Short task: Write down each entry again, exactly as it reads.

Data shown:
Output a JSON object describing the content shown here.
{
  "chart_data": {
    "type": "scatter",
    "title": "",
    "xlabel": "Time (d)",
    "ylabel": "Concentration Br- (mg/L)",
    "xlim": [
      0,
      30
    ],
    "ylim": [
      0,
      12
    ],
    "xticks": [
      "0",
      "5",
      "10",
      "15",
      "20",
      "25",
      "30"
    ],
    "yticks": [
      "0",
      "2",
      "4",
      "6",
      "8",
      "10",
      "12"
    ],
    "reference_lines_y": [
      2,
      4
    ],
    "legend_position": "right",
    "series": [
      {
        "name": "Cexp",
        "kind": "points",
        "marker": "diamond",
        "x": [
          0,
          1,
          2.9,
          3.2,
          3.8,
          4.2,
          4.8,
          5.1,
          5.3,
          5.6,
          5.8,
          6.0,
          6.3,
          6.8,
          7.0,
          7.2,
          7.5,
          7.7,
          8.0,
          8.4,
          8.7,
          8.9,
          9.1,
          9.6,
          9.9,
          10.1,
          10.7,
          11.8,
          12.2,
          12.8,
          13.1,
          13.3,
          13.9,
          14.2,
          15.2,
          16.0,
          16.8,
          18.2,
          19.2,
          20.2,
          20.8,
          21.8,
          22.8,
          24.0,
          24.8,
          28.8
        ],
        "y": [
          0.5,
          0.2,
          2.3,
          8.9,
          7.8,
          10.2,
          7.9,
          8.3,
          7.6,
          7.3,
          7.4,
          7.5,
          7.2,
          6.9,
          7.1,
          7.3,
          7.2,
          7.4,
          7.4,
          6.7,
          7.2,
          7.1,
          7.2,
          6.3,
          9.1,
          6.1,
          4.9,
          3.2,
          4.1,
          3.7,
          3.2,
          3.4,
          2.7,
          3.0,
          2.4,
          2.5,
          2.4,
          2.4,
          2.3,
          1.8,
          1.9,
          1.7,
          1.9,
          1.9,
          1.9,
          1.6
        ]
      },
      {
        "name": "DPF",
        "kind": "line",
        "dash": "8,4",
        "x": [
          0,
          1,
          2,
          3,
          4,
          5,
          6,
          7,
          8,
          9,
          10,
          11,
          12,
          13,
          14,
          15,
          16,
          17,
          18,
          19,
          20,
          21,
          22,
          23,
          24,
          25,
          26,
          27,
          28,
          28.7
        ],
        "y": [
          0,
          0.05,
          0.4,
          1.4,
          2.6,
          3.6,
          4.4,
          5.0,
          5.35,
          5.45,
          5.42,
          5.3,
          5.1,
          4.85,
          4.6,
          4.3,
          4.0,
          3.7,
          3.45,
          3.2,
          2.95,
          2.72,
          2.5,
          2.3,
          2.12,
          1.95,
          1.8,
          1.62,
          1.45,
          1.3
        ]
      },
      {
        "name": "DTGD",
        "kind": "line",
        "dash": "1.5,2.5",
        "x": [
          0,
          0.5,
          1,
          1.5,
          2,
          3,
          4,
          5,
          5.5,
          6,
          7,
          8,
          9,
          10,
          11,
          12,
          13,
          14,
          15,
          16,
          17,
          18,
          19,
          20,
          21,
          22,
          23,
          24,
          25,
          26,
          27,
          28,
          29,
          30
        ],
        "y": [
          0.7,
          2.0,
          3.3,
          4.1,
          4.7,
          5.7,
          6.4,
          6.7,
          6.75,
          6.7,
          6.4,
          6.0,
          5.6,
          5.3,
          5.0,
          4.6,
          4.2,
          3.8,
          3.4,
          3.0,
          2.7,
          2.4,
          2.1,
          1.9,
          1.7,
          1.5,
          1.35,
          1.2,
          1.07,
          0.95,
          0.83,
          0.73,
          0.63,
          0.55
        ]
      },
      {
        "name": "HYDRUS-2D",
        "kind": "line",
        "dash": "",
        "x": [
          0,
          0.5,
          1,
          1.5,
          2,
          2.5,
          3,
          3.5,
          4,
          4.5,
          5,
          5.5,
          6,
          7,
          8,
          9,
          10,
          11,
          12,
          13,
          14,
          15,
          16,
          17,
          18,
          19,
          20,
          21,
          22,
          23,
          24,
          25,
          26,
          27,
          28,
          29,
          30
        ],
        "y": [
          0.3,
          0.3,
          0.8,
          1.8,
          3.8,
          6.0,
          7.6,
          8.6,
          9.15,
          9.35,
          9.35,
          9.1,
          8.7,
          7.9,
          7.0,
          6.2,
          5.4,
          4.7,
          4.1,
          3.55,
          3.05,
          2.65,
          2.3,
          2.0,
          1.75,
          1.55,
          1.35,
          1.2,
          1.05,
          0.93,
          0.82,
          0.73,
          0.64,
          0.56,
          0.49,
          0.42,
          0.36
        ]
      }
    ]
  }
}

Reply:
Output a JSON object describing the content shown here.
{
  "chart_data": {
    "type": "scatter",
    "title": "",
    "xlabel": "Time (d)",
    "ylabel": "Concentration Br- (mg/L)",
    "xlim": [
      0,
      30
    ],
    "ylim": [
      0,
      12
    ],
    "xticks": [
      "0",
      "5",
      "10",
      "15",
      "20",
      "25",
      "30"
    ],
    "yticks": [
      "0",
      "2",
      "4",
      "6",
      "8",
      "10",
      "12"
    ],
    "reference_lines_y": [
      2,
      4
    ],
    "legend_position": "right",
    "series": [
      {
        "name": "Cexp",
        "kind": "points",
        "marker": "diamond",
        "x": [
          0,
          1,
          2.9,
          3.2,
          3.8,
          4.2,
          4.8,
          5.1,
          5.3,
          5.6,
          5.8,
          6.0,
          6.3,
          6.8,
          7.0,
          7.2,
          7.5,
          7.7,
          8.0,
          8.4,
          8.7,
          8.9,
          9.1,
          9.6,
          9.9,
          10.1,
          10.7,
          11.8,
          12.2,
          12.8,
          13.1,
          13.3,
          13.9,
          14.2,
          15.2,
          16.0,
          16.8,
          18.2,
          19.2,
          20.2,
          20.8,
          21.8,
          22.8,
          24.0,
          24.8,
          28.8
        ],
        "y": [
          0.5,
          0.2,
          2.3,
          8.9,
          7.8,
          10.2,
          7.9,
          8.3,
          7.6,
          7.3,
          7.4,
          7.5,
          7.2,
          6.9,
          7.1,
          7.3,
          7.2,
          7.4,
          7.4,
          6.7,
          7.2,
          7.1,
          7.2,
          6.3,
          9.1,
          6.1,
          4.9,
          3.2,
          4.1,
          3.7,
          3.2,
          3.4,
          2.7,
          3.0,
          2.4,
          2.5,
          2.4,
          2.4,
          2.3,
          1.8,
          1.9,
          1.7,
          1.9,
          1.9,
          1.9,
          1.6
        ]
      },
      {
        "name": "DPF",
        "kind": "line",
        "dash": "8,4",
        "x": [
          0,
          1,
          2,
          3,
          4,
          5,
          6,
          7,
          8,
          9,
          10,
          11,
          12,
          13,
          14,
          15,
          16,
          17,
          18,
          19,
          20,
          21,
          22,
          23,
          24,
          25,
          26,
          27,
          28,
          28.7
        ],
        "y": [
          0,
          0.05,
          0.4,
          1.4,
          2.6,
          3.6,
          4.4,
          5.0,
          5.35,
          5.45,
          5.42,
          5.3,
          5.1,
          4.85,
          4.6,
          4.3,
          4.0,
          3.7,
          3.45,
          3.2,
          2.95,
          2.72,
          2.5,
          2.3,
          2.12,
          1.95,
          1.8,
          1.62,
          1.45,
          1.3
        ]
      },
      {
        "name": "DTGD",
        "kind": "line",
        "dash": "1.5,2.5",
        "x": [
          0,
          0.5,
          1,
          1.5,
          2,
          3,
          4,
          5,
          5.5,
          6,
          7,
          8,
          9,
          10,
          11,
          12,
          13,
          14,
          15,
          16,
          17,
          18,
          19,
          20,
          21,
          22,
          23,
          24,
          25,
          26,
          27,
          28,
          29,
          30
        ],
        "y": [
          0.7,
          2.0,
          3.3,
          4.1,
          4.7,
          5.7,
          6.4,
          6.7,
          6.75,
          6.7,
          6.4,
          6.0,
          5.6,
          5.3,
          5.0,
          4.6,
          4.2,
          3.8,
          3.4,
          3.0,
          2.7,
          2.4,
          2.1,
          1.9,
          1.7,
          1.5,
          1.35,
          1.2,
          1.07,
          0.95,
          0.83,
          0.73,
          0.63,
          0.55
        ]
      },
      {
        "name": "HYDRUS-2D",
        "kind": "line",
        "dash": "",
        "x": [
          0,
          0.5,
          1,
          1.5,
          2,
          2.5,
          3,
          3.5,
          4,
          4.5,
          5,
          5.5,
          6,
          7,
          8,
          9,
          10,
          11,
          12,
          13,
          14,
          15,
          16,
          17,
          18,
          19,
          20,
          21,
          22,
          23,
          24,
          25,
          26,
          27,
          28,
          29,
          30
        ],
        "y": [
          0.3,
          0.3,
          0.8,
          1.8,
          3.8,
          6.0,
          7.6,
          8.6,
          9.15,
          9.35,
          9.35,
          9.1,
          8.7,
          7.9,
          7.0,
          6.2,
          5.4,
          4.7,
          4.1,
          3.55,
          3.05,
          2.65,
          2.3,
          2.0,
          1.75,
          1.55,
          1.35,
          1.2,
          1.05,
          0.93,
          0.82,
          0.73,
          0.64,
          0.56,
          0.49,
          0.42,
          0.36
        ]
      }
    ]
  }
}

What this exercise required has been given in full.